— START INFORMATION SHOWN —
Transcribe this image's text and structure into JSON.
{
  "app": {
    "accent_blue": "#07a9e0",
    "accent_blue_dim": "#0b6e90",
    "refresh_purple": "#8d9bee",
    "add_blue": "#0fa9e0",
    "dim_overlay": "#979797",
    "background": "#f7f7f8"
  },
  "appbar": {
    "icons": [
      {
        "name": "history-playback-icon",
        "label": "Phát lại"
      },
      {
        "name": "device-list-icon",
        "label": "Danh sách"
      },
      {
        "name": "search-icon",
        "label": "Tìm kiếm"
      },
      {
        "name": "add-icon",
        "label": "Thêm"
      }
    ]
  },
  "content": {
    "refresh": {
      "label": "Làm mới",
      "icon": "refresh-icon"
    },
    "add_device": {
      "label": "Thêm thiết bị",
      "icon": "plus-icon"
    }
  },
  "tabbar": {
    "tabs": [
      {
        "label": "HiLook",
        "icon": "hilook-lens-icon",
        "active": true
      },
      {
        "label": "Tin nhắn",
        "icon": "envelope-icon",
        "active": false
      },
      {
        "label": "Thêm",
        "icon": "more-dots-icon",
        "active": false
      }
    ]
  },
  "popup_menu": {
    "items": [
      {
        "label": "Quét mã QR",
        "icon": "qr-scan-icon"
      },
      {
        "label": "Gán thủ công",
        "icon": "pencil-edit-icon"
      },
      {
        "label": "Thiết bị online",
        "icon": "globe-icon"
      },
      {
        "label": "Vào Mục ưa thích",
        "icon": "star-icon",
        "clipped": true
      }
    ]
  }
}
— END INFORMATION SHOWN —
— START INFORMATION SHOWN —
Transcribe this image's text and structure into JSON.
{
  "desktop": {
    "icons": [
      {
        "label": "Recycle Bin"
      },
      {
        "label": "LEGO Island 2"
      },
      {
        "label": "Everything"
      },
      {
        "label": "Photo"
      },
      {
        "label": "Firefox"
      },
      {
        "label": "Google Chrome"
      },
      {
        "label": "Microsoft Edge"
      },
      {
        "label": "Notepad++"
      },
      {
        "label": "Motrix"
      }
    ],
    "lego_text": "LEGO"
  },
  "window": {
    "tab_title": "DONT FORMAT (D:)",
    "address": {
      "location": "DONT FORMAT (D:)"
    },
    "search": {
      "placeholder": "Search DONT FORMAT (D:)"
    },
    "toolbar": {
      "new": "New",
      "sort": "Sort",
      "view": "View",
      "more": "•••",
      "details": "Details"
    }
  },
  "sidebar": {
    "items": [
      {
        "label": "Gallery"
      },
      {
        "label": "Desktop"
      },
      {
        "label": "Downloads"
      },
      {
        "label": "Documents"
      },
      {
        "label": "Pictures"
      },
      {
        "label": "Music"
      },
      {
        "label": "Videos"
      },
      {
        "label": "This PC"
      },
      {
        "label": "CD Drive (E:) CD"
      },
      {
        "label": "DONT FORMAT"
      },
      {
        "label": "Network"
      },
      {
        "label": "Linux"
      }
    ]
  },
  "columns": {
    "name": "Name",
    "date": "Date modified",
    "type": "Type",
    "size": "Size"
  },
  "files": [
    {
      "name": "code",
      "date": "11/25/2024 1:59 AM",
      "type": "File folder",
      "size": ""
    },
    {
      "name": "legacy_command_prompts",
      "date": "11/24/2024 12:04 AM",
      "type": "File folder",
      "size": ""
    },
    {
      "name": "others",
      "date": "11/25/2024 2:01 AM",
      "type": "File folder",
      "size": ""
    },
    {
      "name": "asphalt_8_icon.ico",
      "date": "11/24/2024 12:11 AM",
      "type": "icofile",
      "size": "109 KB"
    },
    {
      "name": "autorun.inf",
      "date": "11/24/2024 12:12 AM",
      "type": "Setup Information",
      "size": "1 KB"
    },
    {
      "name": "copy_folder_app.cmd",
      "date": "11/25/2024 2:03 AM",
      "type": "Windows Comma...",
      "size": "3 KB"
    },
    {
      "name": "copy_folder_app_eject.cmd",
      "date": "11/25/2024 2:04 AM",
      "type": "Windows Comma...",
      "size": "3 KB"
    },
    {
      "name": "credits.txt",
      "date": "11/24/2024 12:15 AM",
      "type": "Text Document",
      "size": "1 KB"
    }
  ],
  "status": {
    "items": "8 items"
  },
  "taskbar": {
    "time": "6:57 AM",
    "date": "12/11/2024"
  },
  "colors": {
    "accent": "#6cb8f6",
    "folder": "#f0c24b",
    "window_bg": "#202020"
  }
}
— END INFORMATION SHOWN —
THE REQUEST: Say only how many lines in the records carry the word "Thêm".

RESULT: 3